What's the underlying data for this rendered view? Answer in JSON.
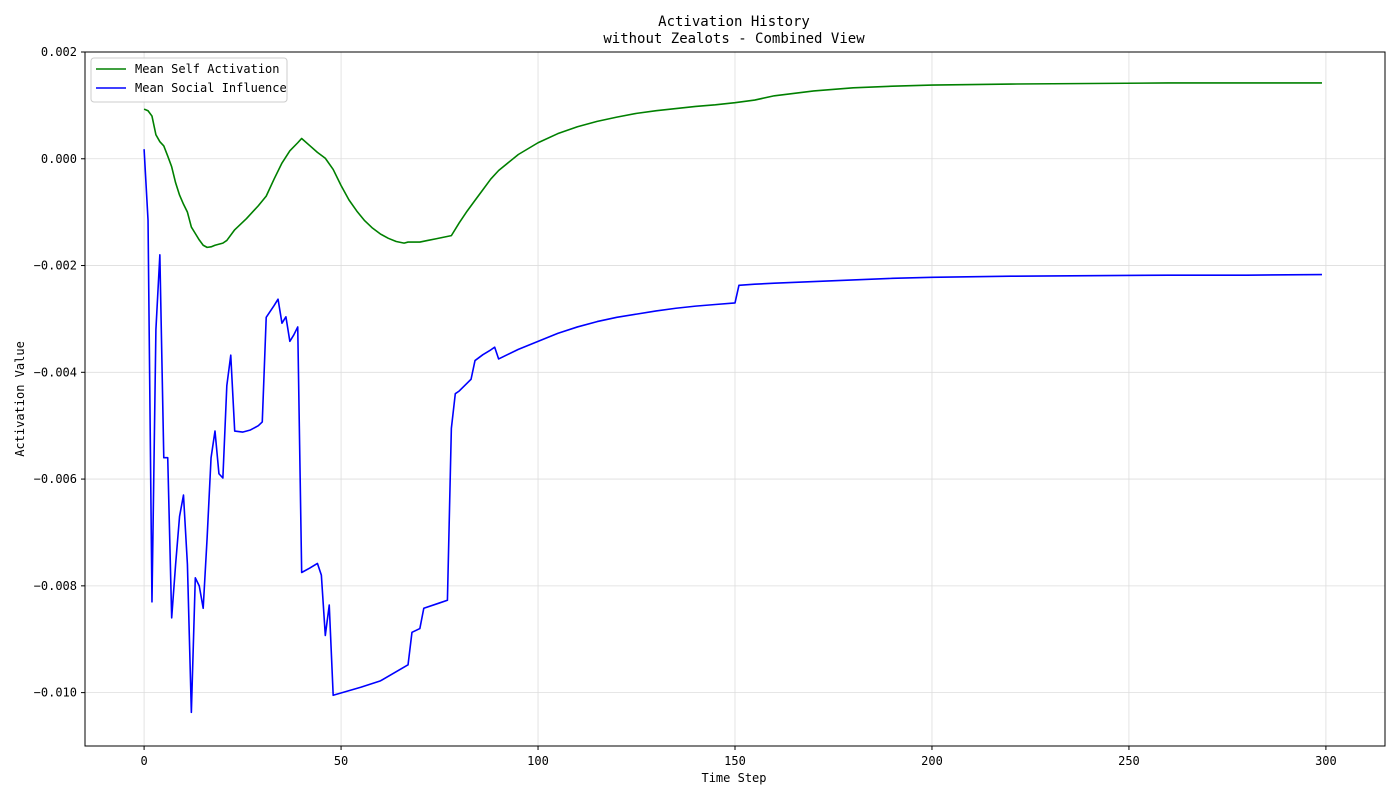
{
  "chart_data": {
    "type": "line",
    "title": "Activation History",
    "subtitle": "without Zealots - Combined View",
    "xlabel": "Time Step",
    "ylabel": "Activation Value",
    "xlim": [
      -15,
      315
    ],
    "ylim": [
      -0.011,
      0.002
    ],
    "xticks": [
      0,
      50,
      100,
      150,
      200,
      250,
      300
    ],
    "yticks": [
      -0.01,
      -0.008,
      -0.006,
      -0.004,
      -0.002,
      0.0,
      0.002
    ],
    "xtick_labels": [
      "0",
      "50",
      "100",
      "150",
      "200",
      "250",
      "300"
    ],
    "ytick_labels": [
      "−0.010",
      "−0.008",
      "−0.006",
      "−0.004",
      "−0.002",
      "0.000",
      "0.002"
    ],
    "grid": true,
    "legend_position": "top-left",
    "series": [
      {
        "name": "Mean Self Activation",
        "color": "#008000",
        "points": [
          [
            0,
            0.00093
          ],
          [
            1,
            0.0009
          ],
          [
            2,
            0.0008
          ],
          [
            3,
            0.00045
          ],
          [
            4,
            0.00032
          ],
          [
            5,
            0.00024
          ],
          [
            6,
            5e-05
          ],
          [
            7,
            -0.00015
          ],
          [
            8,
            -0.00045
          ],
          [
            9,
            -0.00068
          ],
          [
            10,
            -0.00085
          ],
          [
            11,
            -0.001
          ],
          [
            12,
            -0.00128
          ],
          [
            13,
            -0.0014
          ],
          [
            14,
            -0.00152
          ],
          [
            15,
            -0.00162
          ],
          [
            16,
            -0.00166
          ],
          [
            17,
            -0.00165
          ],
          [
            18,
            -0.00162
          ],
          [
            20,
            -0.00158
          ],
          [
            21,
            -0.00153
          ],
          [
            23,
            -0.00133
          ],
          [
            26,
            -0.00112
          ],
          [
            29,
            -0.00088
          ],
          [
            31,
            -0.0007
          ],
          [
            33,
            -0.00038
          ],
          [
            35,
            -8e-05
          ],
          [
            37,
            0.00015
          ],
          [
            39,
            0.0003
          ],
          [
            40,
            0.00038
          ],
          [
            42,
            0.00025
          ],
          [
            44,
            0.00012
          ],
          [
            46,
            1e-05
          ],
          [
            48,
            -0.0002
          ],
          [
            50,
            -0.0005
          ],
          [
            52,
            -0.00077
          ],
          [
            54,
            -0.00098
          ],
          [
            56,
            -0.00116
          ],
          [
            58,
            -0.0013
          ],
          [
            60,
            -0.00141
          ],
          [
            62,
            -0.00149
          ],
          [
            64,
            -0.00155
          ],
          [
            66,
            -0.00158
          ],
          [
            67,
            -0.00156
          ],
          [
            68,
            -0.00156
          ],
          [
            70,
            -0.00156
          ],
          [
            72,
            -0.00153
          ],
          [
            74,
            -0.0015
          ],
          [
            76,
            -0.00147
          ],
          [
            78,
            -0.00144
          ],
          [
            80,
            -0.0012
          ],
          [
            82,
            -0.00098
          ],
          [
            84,
            -0.00078
          ],
          [
            86,
            -0.00058
          ],
          [
            88,
            -0.00038
          ],
          [
            90,
            -0.00022
          ],
          [
            95,
            8e-05
          ],
          [
            100,
            0.0003
          ],
          [
            105,
            0.00047
          ],
          [
            110,
            0.0006
          ],
          [
            115,
            0.0007
          ],
          [
            120,
            0.00078
          ],
          [
            125,
            0.00085
          ],
          [
            130,
            0.0009
          ],
          [
            135,
            0.00094
          ],
          [
            140,
            0.00098
          ],
          [
            145,
            0.00101
          ],
          [
            150,
            0.00105
          ],
          [
            155,
            0.0011
          ],
          [
            160,
            0.00118
          ],
          [
            170,
            0.00127
          ],
          [
            180,
            0.00133
          ],
          [
            190,
            0.00136
          ],
          [
            200,
            0.00138
          ],
          [
            220,
            0.0014
          ],
          [
            240,
            0.00141
          ],
          [
            260,
            0.00142
          ],
          [
            280,
            0.00142
          ],
          [
            299,
            0.00142
          ]
        ]
      },
      {
        "name": "Mean Social Influence",
        "color": "#0000ff",
        "points": [
          [
            0,
            0.00018
          ],
          [
            1,
            -0.00115
          ],
          [
            2,
            -0.0083
          ],
          [
            3,
            -0.0032
          ],
          [
            4,
            -0.0018
          ],
          [
            5,
            -0.0056
          ],
          [
            6,
            -0.0056
          ],
          [
            7,
            -0.0086
          ],
          [
            8,
            -0.0076
          ],
          [
            9,
            -0.0067
          ],
          [
            10,
            -0.0063
          ],
          [
            11,
            -0.0076
          ],
          [
            12,
            -0.01037
          ],
          [
            13,
            -0.00785
          ],
          [
            14,
            -0.008
          ],
          [
            15,
            -0.00842
          ],
          [
            16,
            -0.0071
          ],
          [
            17,
            -0.0056
          ],
          [
            18,
            -0.0051
          ],
          [
            19,
            -0.0059
          ],
          [
            20,
            -0.00598
          ],
          [
            21,
            -0.00425
          ],
          [
            22,
            -0.00368
          ],
          [
            23,
            -0.0051
          ],
          [
            25,
            -0.00512
          ],
          [
            27,
            -0.00508
          ],
          [
            29,
            -0.005
          ],
          [
            30,
            -0.00493
          ],
          [
            31,
            -0.00297
          ],
          [
            33,
            -0.00275
          ],
          [
            34,
            -0.00263
          ],
          [
            35,
            -0.00308
          ],
          [
            36,
            -0.00296
          ],
          [
            37,
            -0.00342
          ],
          [
            38,
            -0.0033
          ],
          [
            39,
            -0.00315
          ],
          [
            40,
            -0.00775
          ],
          [
            42,
            -0.00767
          ],
          [
            44,
            -0.00758
          ],
          [
            45,
            -0.0078
          ],
          [
            46,
            -0.00893
          ],
          [
            47,
            -0.00836
          ],
          [
            48,
            -0.01005
          ],
          [
            55,
            -0.0099
          ],
          [
            60,
            -0.00978
          ],
          [
            67,
            -0.00948
          ],
          [
            68,
            -0.00887
          ],
          [
            70,
            -0.0088
          ],
          [
            71,
            -0.00842
          ],
          [
            75,
            -0.00832
          ],
          [
            77,
            -0.00827
          ],
          [
            78,
            -0.00505
          ],
          [
            79,
            -0.0044
          ],
          [
            80,
            -0.00435
          ],
          [
            83,
            -0.00413
          ],
          [
            84,
            -0.00378
          ],
          [
            86,
            -0.00367
          ],
          [
            88,
            -0.00358
          ],
          [
            89,
            -0.00353
          ],
          [
            90,
            -0.00375
          ],
          [
            95,
            -0.00357
          ],
          [
            100,
            -0.00342
          ],
          [
            105,
            -0.00327
          ],
          [
            110,
            -0.00315
          ],
          [
            115,
            -0.00305
          ],
          [
            120,
            -0.00297
          ],
          [
            125,
            -0.00291
          ],
          [
            130,
            -0.00285
          ],
          [
            135,
            -0.0028
          ],
          [
            140,
            -0.00276
          ],
          [
            145,
            -0.00273
          ],
          [
            150,
            -0.0027
          ],
          [
            151,
            -0.00237
          ],
          [
            155,
            -0.00235
          ],
          [
            160,
            -0.00233
          ],
          [
            170,
            -0.0023
          ],
          [
            180,
            -0.00227
          ],
          [
            190,
            -0.00224
          ],
          [
            200,
            -0.00222
          ],
          [
            220,
            -0.0022
          ],
          [
            240,
            -0.00219
          ],
          [
            260,
            -0.00218
          ],
          [
            280,
            -0.00218
          ],
          [
            299,
            -0.00217
          ]
        ]
      }
    ]
  }
}
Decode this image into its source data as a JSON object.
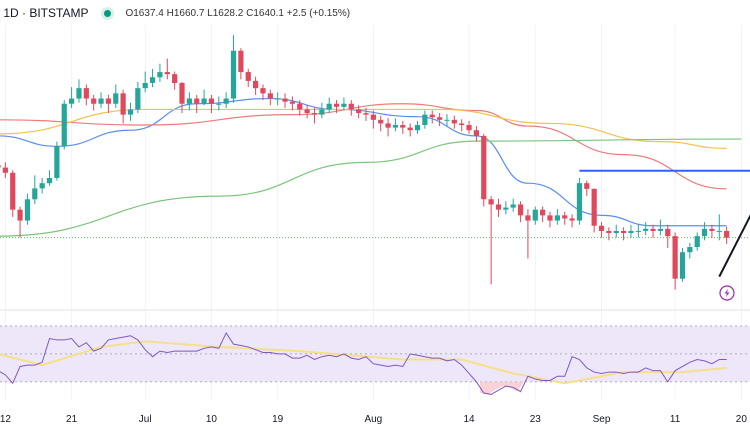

▸ **Written instruction**
Select all lines with the word "Mean" from the entries above.

▸ **Completed exercise**
        "name": "Mean Self Activation",
        "name": "Mean Social Influence",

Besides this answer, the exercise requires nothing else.